> Input for this task:

— begin —

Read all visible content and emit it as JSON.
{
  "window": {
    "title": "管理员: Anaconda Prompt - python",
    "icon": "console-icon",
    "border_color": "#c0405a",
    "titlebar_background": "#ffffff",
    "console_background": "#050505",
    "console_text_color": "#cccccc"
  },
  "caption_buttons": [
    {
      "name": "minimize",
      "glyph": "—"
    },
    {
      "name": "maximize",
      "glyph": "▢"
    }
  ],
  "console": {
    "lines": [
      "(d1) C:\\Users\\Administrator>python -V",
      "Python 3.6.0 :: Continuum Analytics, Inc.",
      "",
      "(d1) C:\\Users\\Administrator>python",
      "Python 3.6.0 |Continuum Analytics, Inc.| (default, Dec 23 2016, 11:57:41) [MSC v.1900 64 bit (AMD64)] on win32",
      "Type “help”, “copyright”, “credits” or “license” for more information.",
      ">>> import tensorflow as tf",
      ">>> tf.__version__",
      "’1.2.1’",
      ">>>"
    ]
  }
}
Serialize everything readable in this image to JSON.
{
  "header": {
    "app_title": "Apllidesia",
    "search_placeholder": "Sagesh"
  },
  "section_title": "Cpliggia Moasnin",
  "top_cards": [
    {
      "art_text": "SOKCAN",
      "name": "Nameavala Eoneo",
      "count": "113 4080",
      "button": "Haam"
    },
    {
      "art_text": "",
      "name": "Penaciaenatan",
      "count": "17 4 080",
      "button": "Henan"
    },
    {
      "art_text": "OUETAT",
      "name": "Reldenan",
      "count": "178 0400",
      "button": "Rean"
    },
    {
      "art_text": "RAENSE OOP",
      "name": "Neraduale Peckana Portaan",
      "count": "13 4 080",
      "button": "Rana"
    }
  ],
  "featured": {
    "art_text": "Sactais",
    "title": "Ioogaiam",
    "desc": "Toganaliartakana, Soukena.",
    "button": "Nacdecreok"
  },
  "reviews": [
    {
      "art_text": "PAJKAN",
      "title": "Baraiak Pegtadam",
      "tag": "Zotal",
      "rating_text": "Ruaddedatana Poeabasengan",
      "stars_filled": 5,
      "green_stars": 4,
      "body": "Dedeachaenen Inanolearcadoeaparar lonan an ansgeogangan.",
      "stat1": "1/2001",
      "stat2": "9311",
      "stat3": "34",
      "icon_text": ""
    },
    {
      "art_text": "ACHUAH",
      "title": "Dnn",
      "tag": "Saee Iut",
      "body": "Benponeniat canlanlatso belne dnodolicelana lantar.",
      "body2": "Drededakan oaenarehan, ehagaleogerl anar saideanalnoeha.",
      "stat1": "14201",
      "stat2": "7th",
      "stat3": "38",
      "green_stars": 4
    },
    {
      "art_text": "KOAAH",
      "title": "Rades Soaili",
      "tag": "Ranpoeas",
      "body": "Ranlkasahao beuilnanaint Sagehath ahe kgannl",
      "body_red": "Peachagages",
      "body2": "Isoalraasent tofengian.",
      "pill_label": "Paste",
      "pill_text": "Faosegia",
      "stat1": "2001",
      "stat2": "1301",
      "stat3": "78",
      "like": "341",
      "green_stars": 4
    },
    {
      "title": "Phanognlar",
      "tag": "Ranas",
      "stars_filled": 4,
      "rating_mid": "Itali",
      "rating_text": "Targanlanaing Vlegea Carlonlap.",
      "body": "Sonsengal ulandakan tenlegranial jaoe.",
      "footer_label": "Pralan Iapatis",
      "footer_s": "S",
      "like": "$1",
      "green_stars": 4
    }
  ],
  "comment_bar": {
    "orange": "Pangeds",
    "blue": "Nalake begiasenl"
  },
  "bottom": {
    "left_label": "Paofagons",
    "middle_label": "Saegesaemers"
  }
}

— end —

> Task instructions:
Going through the entries above line by line, work out how many lines include the word "count". Only the number is required.

> Response to the task:
4